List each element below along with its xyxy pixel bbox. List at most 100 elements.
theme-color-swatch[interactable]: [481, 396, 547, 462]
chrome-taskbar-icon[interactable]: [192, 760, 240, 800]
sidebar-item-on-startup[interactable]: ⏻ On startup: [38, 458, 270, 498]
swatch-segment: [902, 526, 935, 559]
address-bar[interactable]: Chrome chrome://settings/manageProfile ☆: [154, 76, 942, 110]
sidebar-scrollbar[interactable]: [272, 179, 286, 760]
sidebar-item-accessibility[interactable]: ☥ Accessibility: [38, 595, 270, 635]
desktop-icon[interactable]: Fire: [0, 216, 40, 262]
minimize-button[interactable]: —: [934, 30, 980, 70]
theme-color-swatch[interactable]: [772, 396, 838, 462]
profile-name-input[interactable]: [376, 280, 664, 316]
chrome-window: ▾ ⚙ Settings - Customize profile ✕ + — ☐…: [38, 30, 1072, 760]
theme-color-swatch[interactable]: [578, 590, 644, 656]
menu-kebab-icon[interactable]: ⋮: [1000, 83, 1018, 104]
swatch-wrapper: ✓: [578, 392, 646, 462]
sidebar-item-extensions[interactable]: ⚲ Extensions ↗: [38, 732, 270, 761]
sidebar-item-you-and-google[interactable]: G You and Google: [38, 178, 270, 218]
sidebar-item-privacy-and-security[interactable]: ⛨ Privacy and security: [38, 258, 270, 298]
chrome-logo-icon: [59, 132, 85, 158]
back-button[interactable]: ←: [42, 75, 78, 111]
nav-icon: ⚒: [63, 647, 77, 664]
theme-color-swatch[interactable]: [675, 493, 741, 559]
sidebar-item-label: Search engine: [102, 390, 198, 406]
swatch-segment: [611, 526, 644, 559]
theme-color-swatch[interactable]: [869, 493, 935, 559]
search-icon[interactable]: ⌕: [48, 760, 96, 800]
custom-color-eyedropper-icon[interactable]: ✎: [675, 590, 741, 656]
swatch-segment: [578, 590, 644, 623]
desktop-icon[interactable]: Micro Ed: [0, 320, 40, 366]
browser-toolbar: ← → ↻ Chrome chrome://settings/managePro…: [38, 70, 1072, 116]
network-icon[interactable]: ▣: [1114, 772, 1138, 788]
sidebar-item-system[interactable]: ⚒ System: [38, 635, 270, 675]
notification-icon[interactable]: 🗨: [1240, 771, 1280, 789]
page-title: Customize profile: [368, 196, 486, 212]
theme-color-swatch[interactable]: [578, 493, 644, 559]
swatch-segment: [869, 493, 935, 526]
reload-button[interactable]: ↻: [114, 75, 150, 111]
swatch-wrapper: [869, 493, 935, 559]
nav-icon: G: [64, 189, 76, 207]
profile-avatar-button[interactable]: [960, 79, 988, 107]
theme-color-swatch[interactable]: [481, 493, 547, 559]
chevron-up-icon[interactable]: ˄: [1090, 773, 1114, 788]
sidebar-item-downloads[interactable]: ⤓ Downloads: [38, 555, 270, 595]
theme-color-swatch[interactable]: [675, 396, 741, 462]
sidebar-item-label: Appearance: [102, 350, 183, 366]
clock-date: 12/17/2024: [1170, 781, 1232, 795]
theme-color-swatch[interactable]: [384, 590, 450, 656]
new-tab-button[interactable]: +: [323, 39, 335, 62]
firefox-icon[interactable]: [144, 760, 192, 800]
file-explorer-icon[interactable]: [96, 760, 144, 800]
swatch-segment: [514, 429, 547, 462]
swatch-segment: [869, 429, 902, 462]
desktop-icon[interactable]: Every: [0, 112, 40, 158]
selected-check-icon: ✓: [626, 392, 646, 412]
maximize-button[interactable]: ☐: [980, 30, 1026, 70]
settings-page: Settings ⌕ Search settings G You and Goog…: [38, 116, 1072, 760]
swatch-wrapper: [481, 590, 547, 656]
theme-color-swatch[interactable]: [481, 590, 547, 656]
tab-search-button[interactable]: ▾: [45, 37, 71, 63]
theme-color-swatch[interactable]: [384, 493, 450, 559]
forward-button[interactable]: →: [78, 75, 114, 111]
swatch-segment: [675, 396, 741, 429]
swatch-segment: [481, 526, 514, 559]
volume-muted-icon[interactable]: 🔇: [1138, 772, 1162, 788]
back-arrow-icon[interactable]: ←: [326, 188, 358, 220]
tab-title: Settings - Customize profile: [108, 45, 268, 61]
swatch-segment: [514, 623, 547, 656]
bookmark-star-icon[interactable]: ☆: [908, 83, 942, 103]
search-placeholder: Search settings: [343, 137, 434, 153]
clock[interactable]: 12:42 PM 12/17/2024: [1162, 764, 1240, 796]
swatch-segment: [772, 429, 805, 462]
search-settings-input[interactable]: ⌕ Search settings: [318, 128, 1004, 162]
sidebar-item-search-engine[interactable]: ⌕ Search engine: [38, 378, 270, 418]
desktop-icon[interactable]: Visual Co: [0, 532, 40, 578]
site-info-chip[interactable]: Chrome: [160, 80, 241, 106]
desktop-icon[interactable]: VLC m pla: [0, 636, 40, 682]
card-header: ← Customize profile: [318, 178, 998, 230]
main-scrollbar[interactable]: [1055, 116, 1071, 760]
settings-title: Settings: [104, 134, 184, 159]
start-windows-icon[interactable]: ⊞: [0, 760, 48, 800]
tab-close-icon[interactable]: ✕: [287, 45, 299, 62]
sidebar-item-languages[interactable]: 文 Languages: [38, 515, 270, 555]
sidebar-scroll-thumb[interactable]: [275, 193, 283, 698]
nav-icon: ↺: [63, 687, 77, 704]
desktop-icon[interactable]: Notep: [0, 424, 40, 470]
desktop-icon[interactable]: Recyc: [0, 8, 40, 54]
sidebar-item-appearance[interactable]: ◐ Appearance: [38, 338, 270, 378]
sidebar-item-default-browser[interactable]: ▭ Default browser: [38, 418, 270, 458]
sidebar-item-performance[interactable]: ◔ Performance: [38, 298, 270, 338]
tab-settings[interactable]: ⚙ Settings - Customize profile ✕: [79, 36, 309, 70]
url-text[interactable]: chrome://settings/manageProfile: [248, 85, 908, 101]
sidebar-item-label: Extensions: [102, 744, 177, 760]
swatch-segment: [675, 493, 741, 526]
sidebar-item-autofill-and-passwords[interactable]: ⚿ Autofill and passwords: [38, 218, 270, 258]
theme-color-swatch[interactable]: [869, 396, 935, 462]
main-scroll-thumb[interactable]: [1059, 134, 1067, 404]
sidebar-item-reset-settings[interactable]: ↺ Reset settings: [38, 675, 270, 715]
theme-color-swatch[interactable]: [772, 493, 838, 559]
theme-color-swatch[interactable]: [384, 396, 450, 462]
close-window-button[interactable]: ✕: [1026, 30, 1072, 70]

GIVEN TASK → Arrange the listing above as a numbered list, leaving out any blank lines.

TASK RESPONSE →
1. List each element below along with its xyxy pixel bbox. List at most 100 elements.
2. theme-color-swatch[interactable]: [481, 396, 547, 462]
3. chrome-taskbar-icon[interactable]: [192, 760, 240, 800]
4. sidebar-item-on-startup[interactable]: ⏻ On startup: [38, 458, 270, 498]
5. swatch-segment: [902, 526, 935, 559]
6. address-bar[interactable]: Chrome chrome://settings/manageProfile ☆: [154, 76, 942, 110]
7. sidebar-scrollbar[interactable]: [272, 179, 286, 760]
8. sidebar-item-accessibility[interactable]: ☥ Accessibility: [38, 595, 270, 635]
9. desktop-icon[interactable]: Fire: [0, 216, 40, 262]
10. minimize-button[interactable]: —: [934, 30, 980, 70]
11. theme-color-swatch[interactable]: [772, 396, 838, 462]
12. profile-name-input[interactable]: [376, 280, 664, 316]
13. chrome-window: ▾ ⚙ Settings - Customize profile ✕ + — ☐…: [38, 30, 1072, 760]
14. theme-color-swatch[interactable]: [578, 590, 644, 656]
15. menu-kebab-icon[interactable]: ⋮: [1000, 83, 1018, 104]
16. swatch-wrapper: ✓: [578, 392, 646, 462]
17. sidebar-item-extensions[interactable]: ⚲ Extensions ↗: [38, 732, 270, 761]
18. sidebar-item-you-and-google[interactable]: G You and Google: [38, 178, 270, 218]
19. sidebar-item-privacy-and-security[interactable]: ⛨ Privacy and security: [38, 258, 270, 298]
20. chrome-logo-icon: [59, 132, 85, 158]
21. back-button[interactable]: ←: [42, 75, 78, 111]
22. nav-icon: ⚒: [63, 647, 77, 664]
23. theme-color-swatch[interactable]: [675, 493, 741, 559]
24. sidebar-item-label: Search engine: [102, 390, 198, 406]
25. swatch-segment: [611, 526, 644, 559]
26. theme-color-swatch[interactable]: [869, 493, 935, 559]
27. search-icon[interactable]: ⌕: [48, 760, 96, 800]
28. custom-color-eyedropper-icon[interactable]: ✎: [675, 590, 741, 656]
29. swatch-segment: [578, 590, 644, 623]
30. desktop-icon[interactable]: Micro Ed: [0, 320, 40, 366]
31. browser-toolbar: ← → ↻ Chrome chrome://settings/managePro…: [38, 70, 1072, 116]
32. network-icon[interactable]: ▣: [1114, 772, 1138, 788]
33. sidebar-item-system[interactable]: ⚒ System: [38, 635, 270, 675]
34. notification-icon[interactable]: 🗨: [1240, 771, 1280, 789]
35. page-title: Customize profile: [368, 196, 486, 212]
36. theme-color-swatch[interactable]: [578, 493, 644, 559]
37. swatch-segment: [869, 493, 935, 526]
38. reload-button[interactable]: ↻: [114, 75, 150, 111]
39. swatch-wrapper: [869, 493, 935, 559]
40. nav-icon: G: [64, 189, 76, 207]
41. profile-avatar-button[interactable]: [960, 79, 988, 107]
42. theme-color-swatch[interactable]: [481, 493, 547, 559]
43. chevron-up-icon[interactable]: ˄: [1090, 773, 1114, 788]
44. sidebar-item-downloads[interactable]: ⤓ Downloads: [38, 555, 270, 595]
45. theme-color-swatch[interactable]: [675, 396, 741, 462]
46. sidebar-item-label: Appearance: [102, 350, 183, 366]
47. clock-date: 12/17/2024: [1170, 781, 1232, 795]
48. theme-color-swatch[interactable]: [384, 590, 450, 656]
49. new-tab-button[interactable]: +: [323, 39, 335, 62]
50. firefox-icon[interactable]: [144, 760, 192, 800]
51. file-explorer-icon[interactable]: [96, 760, 144, 800]
52. swatch-segment: [514, 429, 547, 462]
53. swatch-segment: [869, 429, 902, 462]
54. desktop-icon[interactable]: Every: [0, 112, 40, 158]
55. selected-check-icon: ✓: [626, 392, 646, 412]
56. maximize-button[interactable]: ☐: [980, 30, 1026, 70]
57. settings-page: Settings ⌕ Search settings G You and Goog…: [38, 116, 1072, 760]
58. swatch-wrapper: [481, 590, 547, 656]
59. theme-color-swatch[interactable]: [481, 590, 547, 656]
60. tab-search-button[interactable]: ▾: [45, 37, 71, 63]
61. theme-color-swatch[interactable]: [384, 493, 450, 559]
62. forward-button[interactable]: →: [78, 75, 114, 111]
63. swatch-segment: [675, 396, 741, 429]
64. swatch-segment: [481, 526, 514, 559]
65. volume-muted-icon[interactable]: 🔇: [1138, 772, 1162, 788]
66. back-arrow-icon[interactable]: ←: [326, 188, 358, 220]
67. tab-title: Settings - Customize profile: [108, 45, 268, 61]
68. swatch-segment: [514, 623, 547, 656]
69. bookmark-star-icon[interactable]: ☆: [908, 83, 942, 103]
70. search-placeholder: Search settings: [343, 137, 434, 153]
71. clock[interactable]: 12:42 PM 12/17/2024: [1162, 764, 1240, 796]
72. swatch-segment: [772, 429, 805, 462]
73. search-settings-input[interactable]: ⌕ Search settings: [318, 128, 1004, 162]
74. sidebar-item-search-engine[interactable]: ⌕ Search engine: [38, 378, 270, 418]
75. desktop-icon[interactable]: Visual Co: [0, 532, 40, 578]
76. site-info-chip[interactable]: Chrome: [160, 80, 241, 106]
77. desktop-icon[interactable]: VLC m pla: [0, 636, 40, 682]
78. card-header: ← Customize profile: [318, 178, 998, 230]
79. main-scrollbar[interactable]: [1055, 116, 1071, 760]
80. settings-title: Settings: [104, 134, 184, 159]
81. start-windows-icon[interactable]: ⊞: [0, 760, 48, 800]
82. tab-close-icon[interactable]: ✕: [287, 45, 299, 62]
83. sidebar-item-languages[interactable]: 文 Languages: [38, 515, 270, 555]
84. sidebar-scroll-thumb[interactable]: [275, 193, 283, 698]
85. nav-icon: ↺: [63, 687, 77, 704]
86. desktop-icon[interactable]: Notep: [0, 424, 40, 470]
87. desktop-icon[interactable]: Recyc: [0, 8, 40, 54]
88. sidebar-item-appearance[interactable]: ◐ Appearance: [38, 338, 270, 378]
89. sidebar-item-default-browser[interactable]: ▭ Default browser: [38, 418, 270, 458]
90. sidebar-item-performance[interactable]: ◔ Performance: [38, 298, 270, 338]
91. tab-settings[interactable]: ⚙ Settings - Customize profile ✕: [79, 36, 309, 70]
92. url-text[interactable]: chrome://settings/manageProfile: [248, 85, 908, 101]
93. sidebar-item-label: Extensions: [102, 744, 177, 760]
94. swatch-segment: [675, 493, 741, 526]
95. sidebar-item-autofill-and-passwords[interactable]: ⚿ Autofill and passwords: [38, 218, 270, 258]
96. theme-color-swatch[interactable]: [869, 396, 935, 462]
97. main-scroll-thumb[interactable]: [1059, 134, 1067, 404]
98. sidebar-item-reset-settings[interactable]: ↺ Reset settings: [38, 675, 270, 715]
99. theme-color-swatch[interactable]: [772, 493, 838, 559]
100. theme-color-swatch[interactable]: [384, 396, 450, 462]
101. close-window-button[interactable]: ✕: [1026, 30, 1072, 70]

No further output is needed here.